The request
Write the count of lines that contain the word "Krauszné" and nothing else.

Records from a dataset

----

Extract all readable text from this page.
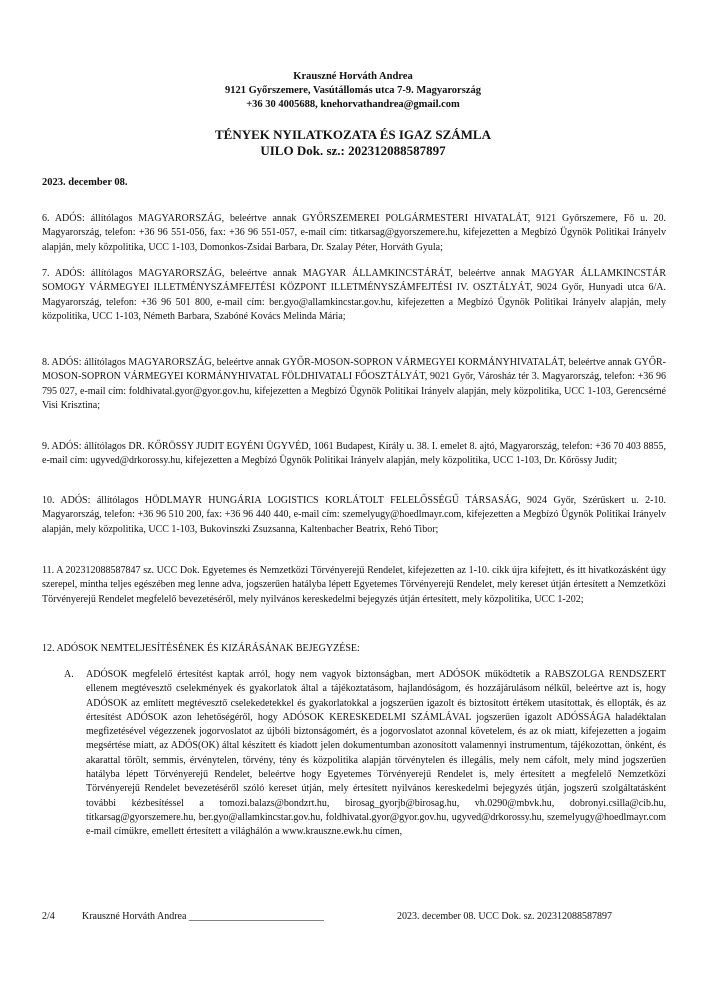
Krauszné Horváth Andrea
9121 Győrszemere, Vasútállomás utca 7-9. Magyarország
+36 30 4005688, knehorvathandrea@gmail.com
TÉNYEK NYILATKOZATA ÉS IGAZ SZÁMLA
UILO Dok. sz.: 202312088587897
2023. december 08.
6. ADÓS: állítólagos MAGYARORSZÁG, beleértve annak GYŐRSZEMEREI POLGÁRMESTERI HIVATALÁT, 9121 Győrszemere, Fő u. 20. Magyarország, telefon: +36 96 551-056, fax: +36 96 551-057, e-mail cím: titkarsag@gyorszemere.hu, kifejezetten a Megbízó Ügynök Politikai Irányelv alapján, mely közpolitika, UCC 1-103, Domonkos-Zsidai Barbara, Dr. Szalay Péter, Horváth Gyula;
7. ADÓS: állítólagos MAGYARORSZÁG, beleértve annak MAGYAR ÁLLAMKINCSTÁRÁT, beleértve annak MAGYAR ÁLLAMKINCSTÁR SOMOGY VÁRMEGYEI ILLETMÉNYSZÁMFEJTÉSI KÖZPONT ILLETMÉNYSZÁMFEJTÉSI IV. OSZTÁLYÁT, 9024 Győr, Hunyadi utca 6/A. Magyarország, telefon: +36 96 501 800, e-mail cím: ber.gyo@allamkincstar.gov.hu, kifejezetten a Megbízó Ügynök Politikai Irányelv alapján, mely közpolitika, UCC 1-103, Németh Barbara, Szabóné Kovács Melinda Mária;
8. ADÓS: állítólagos MAGYARORSZÁG, beleértve annak GYŐR-MOSON-SOPRON VÁRMEGYEI KORMÁNYHIVATALÁT, beleértve annak GYŐR-MOSON-SOPRON VÁRMEGYEI KORMÁNYHIVATAL FÖLDHIVATALI FŐOSZTÁLYÁT, 9021 Győr, Városház tér 3. Magyarország, telefon: +36 96 795 027, e-mail cím: foldhivatal.gyor@gyor.gov.hu, kifejezetten a Megbízó Ügynök Politikai Irányelv alapján, mely közpolitika, UCC 1-103, Gerencsérné Visi Krisztina;
9. ADÓS: állítólagos DR. KŐRÖSSY JUDIT EGYÉNI ÜGYVÉD, 1061 Budapest, Király u. 38. I. emelet 8. ajtó, Magyarország, telefon: +36 70 403 8855, e-mail cím: ugyved@drkorossy.hu, kifejezetten a Megbízó Ügynök Politikai Irányelv alapján, mely közpolitika, UCC 1-103, Dr. Kőrössy Judit;
10. ADÓS: állítólagos HÖDLMAYR HUNGÁRIA LOGISTICS KORLÁTOLT FELELŐSSÉGŰ TÁRSASÁG, 9024 Győr, Szérűskert u. 2-10. Magyarország, telefon: +36 96 510 200, fax: +36 96 440 440, e-mail cím: szemelyugy@hoedlmayr.com, kifejezetten a Megbízó Ügynök Politikai Irányelv alapján, mely közpolitika, UCC 1-103, Bukovinszki Zsuzsanna, Kaltenbacher Beatrix, Rehó Tibor;
11. A 202312088587847 sz. UCC Dok. Egyetemes és Nemzetközi Törvényerejű Rendelet, kifejezetten az 1-10. cikk újra kifejtett, és itt hivatkozásként úgy szerepel, mintha teljes egészében meg lenne adva, jogszerűen hatályba lépett Egyetemes Törvényerejű Rendelet, mely kereset útján értesített a Nemzetközi Törvényerejű Rendelet megfelelő bevezetéséről, mely nyilvános kereskedelmi bejegyzés útján értesített, mely közpolitika, UCC 1-202;
12. ADÓSOK NEMTELJESÍTÉSÉNEK ÉS KIZÁRÁSÁNAK BEJEGYZÉSE:
A. ADÓSOK megfelelő értesítést kaptak arról, hogy nem vagyok biztonságban, mert ADÓSOK működtetik a RABSZOLGA RENDSZERT ellenem megtévesztő cselekmények és gyakorlatok által a tájékoztatásom, hajlandóságom, és hozzájárulásom nélkül, beleértve azt is, hogy ADÓSOK az említett megtévesztő cselekedetekkel és gyakorlatokkal a jogszerűen igazolt és biztosított értékem utasítottak, és ellopták, és az értesítést ADÓSOK azon lehetőségéről, hogy ADÓSOK KERESKEDELMI SZÁMLÁVAL jogszerűen igazolt ADÓSSÁGA haladéktalan megfizetésével végezzenek jogorvoslatot az újbóli biztonságomért, és a jogorvoslatot azonnal követelem, és az ok miatt, kifejezetten a jogaim megsértése miatt, az ADÓS(OK) által készített és kiadott jelen dokumentumban azonosított valamennyi instrumentum, tájékozottan, önként, és akarattal törölt, semmis, érvénytelen, törvény, tény és közpolitika alapján törvénytelen és illegális, mely nem cáfolt, mely mind jogszerűen hatályba lépett Törvényerejű Rendelet, beleértve hogy Egyetemes Törvényerejű Rendelet is, mely értesített a megfelelő Nemzetközi Törvényerejű Rendelet bevezetéséről szóló kereset útján, mely értesített nyilvános kereskedelmi bejegyzés útján, jogszerű szolgáltatásként további kézbesítéssel a tomozi.balazs@bondzrt.hu, birosag_gyorjb@birosag.hu, vh.0290@mbvk.hu, dobronyi.csilla@cib.hu, titkarsag@gyorszemere.hu, ber.gyo@allamkincstar.gov.hu, foldhivatal.gyor@gyor.gov.hu, ugyved@drkorossy.hu, szemelyugy@hoedlmayr.com e-mail címükre, emellett értesített a világhálón a www.krauszne.ewk.hu címen,
2/4	Krauszné Horváth Andrea ___________________________	2023. december 08. UCC Dok. sz. 202312088587897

----

Response to this task
2